INSTRUCTIONS TO FOLLOW →
Collect the lines of the entries where "triangular" shows up.

(Extracted records)
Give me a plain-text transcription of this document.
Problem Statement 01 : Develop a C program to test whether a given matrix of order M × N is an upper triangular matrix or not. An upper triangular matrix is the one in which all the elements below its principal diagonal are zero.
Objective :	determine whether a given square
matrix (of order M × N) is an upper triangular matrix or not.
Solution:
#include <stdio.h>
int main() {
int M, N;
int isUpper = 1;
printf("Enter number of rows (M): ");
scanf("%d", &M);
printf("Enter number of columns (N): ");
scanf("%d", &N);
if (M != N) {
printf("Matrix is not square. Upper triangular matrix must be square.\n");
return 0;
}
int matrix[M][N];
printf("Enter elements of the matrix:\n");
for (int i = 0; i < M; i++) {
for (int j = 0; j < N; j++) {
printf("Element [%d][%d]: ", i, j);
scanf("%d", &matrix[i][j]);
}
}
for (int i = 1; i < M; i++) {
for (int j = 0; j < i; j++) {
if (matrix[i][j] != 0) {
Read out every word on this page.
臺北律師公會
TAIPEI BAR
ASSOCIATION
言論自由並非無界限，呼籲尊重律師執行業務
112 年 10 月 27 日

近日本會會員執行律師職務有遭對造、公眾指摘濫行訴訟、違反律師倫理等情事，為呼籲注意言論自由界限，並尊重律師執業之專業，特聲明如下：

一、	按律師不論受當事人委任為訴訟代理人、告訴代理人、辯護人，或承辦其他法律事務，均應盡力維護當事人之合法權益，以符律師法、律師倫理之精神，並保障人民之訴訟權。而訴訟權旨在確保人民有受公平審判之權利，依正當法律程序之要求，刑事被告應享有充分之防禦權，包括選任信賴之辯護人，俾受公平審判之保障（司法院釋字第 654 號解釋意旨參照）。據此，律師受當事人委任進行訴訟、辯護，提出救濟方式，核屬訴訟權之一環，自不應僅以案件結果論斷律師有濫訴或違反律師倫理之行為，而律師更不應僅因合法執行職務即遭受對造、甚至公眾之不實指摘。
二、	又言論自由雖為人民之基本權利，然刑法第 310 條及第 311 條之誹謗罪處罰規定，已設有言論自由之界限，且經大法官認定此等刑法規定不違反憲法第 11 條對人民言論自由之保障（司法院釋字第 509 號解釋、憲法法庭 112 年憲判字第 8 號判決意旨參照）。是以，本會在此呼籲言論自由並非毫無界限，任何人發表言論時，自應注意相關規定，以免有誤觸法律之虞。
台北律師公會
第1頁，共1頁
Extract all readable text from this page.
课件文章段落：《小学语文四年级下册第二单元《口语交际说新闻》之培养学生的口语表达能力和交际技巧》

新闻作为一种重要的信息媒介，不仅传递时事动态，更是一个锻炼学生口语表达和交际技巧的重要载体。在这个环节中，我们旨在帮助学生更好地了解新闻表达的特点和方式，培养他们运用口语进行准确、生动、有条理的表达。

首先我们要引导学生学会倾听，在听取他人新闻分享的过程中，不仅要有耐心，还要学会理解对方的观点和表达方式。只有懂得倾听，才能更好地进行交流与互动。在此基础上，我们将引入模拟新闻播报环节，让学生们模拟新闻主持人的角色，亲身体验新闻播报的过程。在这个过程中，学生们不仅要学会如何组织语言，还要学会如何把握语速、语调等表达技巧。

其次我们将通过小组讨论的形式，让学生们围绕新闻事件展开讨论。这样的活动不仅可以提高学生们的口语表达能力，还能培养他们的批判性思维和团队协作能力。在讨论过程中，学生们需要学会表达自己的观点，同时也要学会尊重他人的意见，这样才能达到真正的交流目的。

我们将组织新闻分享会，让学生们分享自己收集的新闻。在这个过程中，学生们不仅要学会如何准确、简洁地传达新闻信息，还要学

REPLY TO THE TASK →
Problem Statement 01 : Develop a C program to test whether a given matrix of order M × N is an upper triangular matrix or not. An upper triangular matrix is the one in which all the elements below its principal diagonal are zero.
matrix (of order M × N) is an upper triangular matrix or not.
printf("Matrix is not square. Upper triangular matrix must be square.\n");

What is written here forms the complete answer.